_STUDY MATERIAL_:
• • • • • • •
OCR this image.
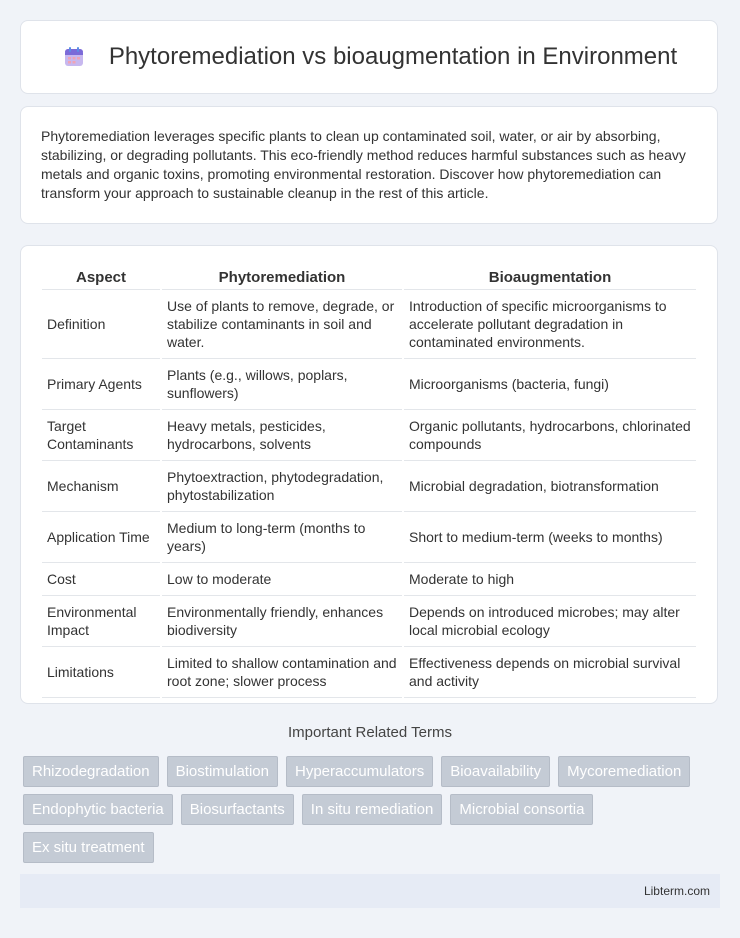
Phytoremediation vs bioaugmentation in Environment

Phytoremediation leverages specific plants to clean up contaminated soil, water, or air by absorbing, stabilizing, or degrading pollutants. This eco-friendly method reduces harmful substances such as heavy metals and organic toxins, promoting environmental restoration. Discover how phytoremediation can transform your approach to sustainable cleanup in the rest of this article.

Aspect	Phytoremediation	Bioaugmentation
Definition	Use of plants to remove, degrade, or stabilize contaminants in soil and water.	Introduction of specific microorganisms to accelerate pollutant degradation in contaminated environments.
Primary Agents	Plants (e.g., willows, poplars, sunflowers)	Microorganisms (bacteria, fungi)
Target Contaminants	Heavy metals, pesticides, hydrocarbons, solvents	Organic pollutants, hydrocarbons, chlorinated compounds
Mechanism	Phytoextraction, phytodegradation, phytostabilization	Microbial degradation, biotransformation
Application Time	Medium to long-term (months to years)	Short to medium-term (weeks to months)
Cost	Low to moderate	Moderate to high
Environmental Impact	Environmentally friendly, enhances biodiversity	Depends on introduced microbes; may alter local microbial ecology
Limitations	Limited to shallow contamination and root zone; slower process	Effectiveness depends on microbial survival and activity
Important Related Terms
Rhizodegradation	Biostimulation	Hyperaccumulators	Bioavailability	Mycoremediation
Endophytic bacteria	Biosurfactants	In situ remediation	Microbial consortia
Ex situ treatment
Libterm.com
• • • • • • •
_WORK TO COMPLETE_:
Pick out each line above that includes "bacteria" and show it.

_ANSWER TO THIS PROBLEM_:
Primary Agents	Plants (e.g., willows, poplars, sunflowers)	Microorganisms (bacteria, fungi)
Endophytic bacteria	Biosurfactants	In situ remediation	Microbial consortia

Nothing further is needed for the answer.